= Goal =
Repeat the data verbatim.

= Material =
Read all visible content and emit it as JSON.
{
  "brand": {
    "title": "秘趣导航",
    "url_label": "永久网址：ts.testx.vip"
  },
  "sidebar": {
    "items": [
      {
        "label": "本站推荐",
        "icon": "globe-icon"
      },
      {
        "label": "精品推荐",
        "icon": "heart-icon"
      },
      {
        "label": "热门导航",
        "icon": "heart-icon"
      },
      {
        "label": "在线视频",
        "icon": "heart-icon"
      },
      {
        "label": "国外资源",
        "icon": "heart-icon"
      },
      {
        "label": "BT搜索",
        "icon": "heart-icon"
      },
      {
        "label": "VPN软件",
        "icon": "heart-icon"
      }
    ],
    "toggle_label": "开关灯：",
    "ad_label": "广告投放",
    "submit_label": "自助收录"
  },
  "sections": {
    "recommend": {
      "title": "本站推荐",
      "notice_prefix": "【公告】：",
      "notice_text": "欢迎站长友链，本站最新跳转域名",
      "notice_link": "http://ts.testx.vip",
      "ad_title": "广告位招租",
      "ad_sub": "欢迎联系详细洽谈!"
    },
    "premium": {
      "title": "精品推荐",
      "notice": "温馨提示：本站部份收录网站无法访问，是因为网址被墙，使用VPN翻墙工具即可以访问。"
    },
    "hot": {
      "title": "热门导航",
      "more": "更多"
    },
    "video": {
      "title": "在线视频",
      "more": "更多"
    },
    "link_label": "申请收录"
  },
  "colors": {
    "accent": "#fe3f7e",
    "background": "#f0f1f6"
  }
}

= Solution to this problem =
Read all visible content and emit it as JSON.
{
  "brand": {
    "title": "秘趣导航",
    "url_label": "永久网址：ts.testx.vip"
  },
  "sidebar": {
    "items": [
      {
        "label": "本站推荐",
        "icon": "globe-icon"
      },
      {
        "label": "精品推荐",
        "icon": "heart-icon"
      },
      {
        "label": "热门导航",
        "icon": "heart-icon"
      },
      {
        "label": "在线视频",
        "icon": "heart-icon"
      },
      {
        "label": "国外资源",
        "icon": "heart-icon"
      },
      {
        "label": "BT搜索",
        "icon": "heart-icon"
      },
      {
        "label": "VPN软件",
        "icon": "heart-icon"
      }
    ],
    "toggle_label": "开关灯：",
    "ad_label": "广告投放",
    "submit_label": "自助收录"
  },
  "sections": {
    "recommend": {
      "title": "本站推荐",
      "notice_prefix": "【公告】：",
      "notice_text": "欢迎站长友链，本站最新跳转域名",
      "notice_link": "http://ts.testx.vip",
      "ad_title": "广告位招租",
      "ad_sub": "欢迎联系详细洽谈!"
    },
    "premium": {
      "title": "精品推荐",
      "notice": "温馨提示：本站部份收录网站无法访问，是因为网址被墙，使用VPN翻墙工具即可以访问。"
    },
    "hot": {
      "title": "热门导航",
      "more": "更多"
    },
    "video": {
      "title": "在线视频",
      "more": "更多"
    },
    "link_label": "申请收录"
  },
  "colors": {
    "accent": "#fe3f7e",
    "background": "#f0f1f6"
  }
}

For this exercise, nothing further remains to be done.